» **LEESFRAGMENT**
____________
Positiepapier (2)

Landschap met gebouw en vervallen elementen

In Positiepapier (1) verbaasde ik me erover dat ‘relevantie’ in speculatieve fictie zo weinig wordt benoemd. Bij literair proza en poëzie worden lezers aangemoedigd om aandacht te hebben voor de diepere lagen, voor wat hen aan het denken kan zetten. Bij speculatieve fictie kijken we echter bijna alleen maar naar het oppervlakteverhaal, terwijl veel schrijvers er wel degelijk diepgang in proberen te leggen. Het probleem is hier dat speculatieve fictie anders werkt dan die andere twee genres. Globaal kun je zeggen dat literair proza vooral focust op personages, en poëzie vooral op techniek en taal. Speculatieve fictie daarentegen legt de prioriteit bij de verhaalwereld, die vaak voorkomt uit de vraag ‘Wat als…?’

De normen van literair proza worden ons al op de middelbare school aangeleerd. Andere letterkundige genres voldoen niet aan die normen en worden tot ‘lectuur’ gedegradeerd, terwijl ze toch relevantie in zich kunnen dragen. Maar nergens leer je hoe je speculatieve fictie moet lezen om die relevantie boven water te halen. Laat staan dat je wordt uitgenodigd om te denken: goh, wat heeft deze schrijver dat ontzettend knap gedaan. Of juist: wat een gemiste kansen om er echt iets goeds van te maken. Zelf gaan we daarom ook behoorlijk slordig om met onze pareltjes. Ik vraag me eerlijk gezegd af hoeveel lezers van Elvis moet dood (een van de kortverhalen die ik in dit positiepapier als voorbeeld gebruik) hebben nagedacht over wat er in dat wonderlijke verhaal allemaal voorvalt, en waarom.
____________
» **GETOONDE GEGEVENS**

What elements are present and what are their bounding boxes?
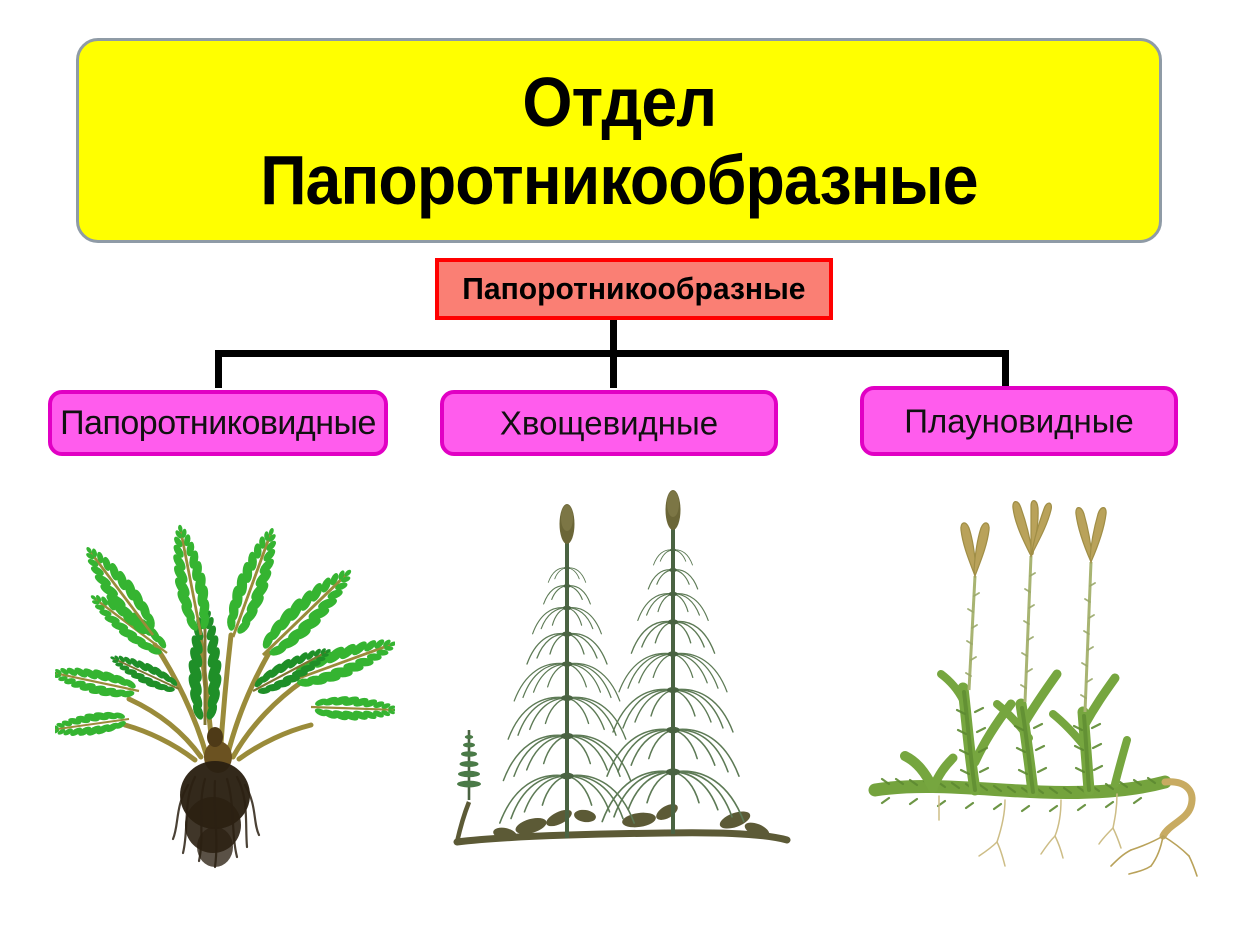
clubmoss-plant-image [865, 490, 1205, 885]
diagram-child-node-clubmosses-label: Плауновидные [904, 405, 1134, 438]
slide-title-line-1: Отдел [522, 67, 716, 137]
diagram-child-node-ferns: Папоротниковидные [48, 390, 388, 456]
connector-drop-right [1002, 350, 1009, 388]
connector-drop-middle [610, 350, 617, 388]
slide-title-banner: Отдел Папоротникообразные [76, 38, 1162, 243]
horsetail-plant-image [435, 490, 800, 875]
diagram-child-node-clubmosses: Плауновидные [860, 386, 1178, 456]
diagram-root-node-label: Папоротникообразные [462, 271, 805, 307]
diagram-child-node-horsetails: Хвощевидные [440, 390, 778, 456]
slide-title-line-2: Папоротникообразные [260, 145, 977, 215]
diagram-child-node-ferns-label: Папоротниковидные [60, 406, 376, 440]
fern-plant-image [55, 485, 395, 880]
diagram-root-node: Папоротникообразные [435, 258, 833, 320]
diagram-child-node-horsetails-label: Хвощевидные [500, 407, 718, 440]
connector-drop-left [215, 350, 222, 388]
____________
» **SCHRIJFOPDRACHT**
Waar legt speculatieve fictie volgens het leesfragment vooral de prioriteit bij?

» **ANTWOORD OPDRACHT**
Bij de verhaalwereld.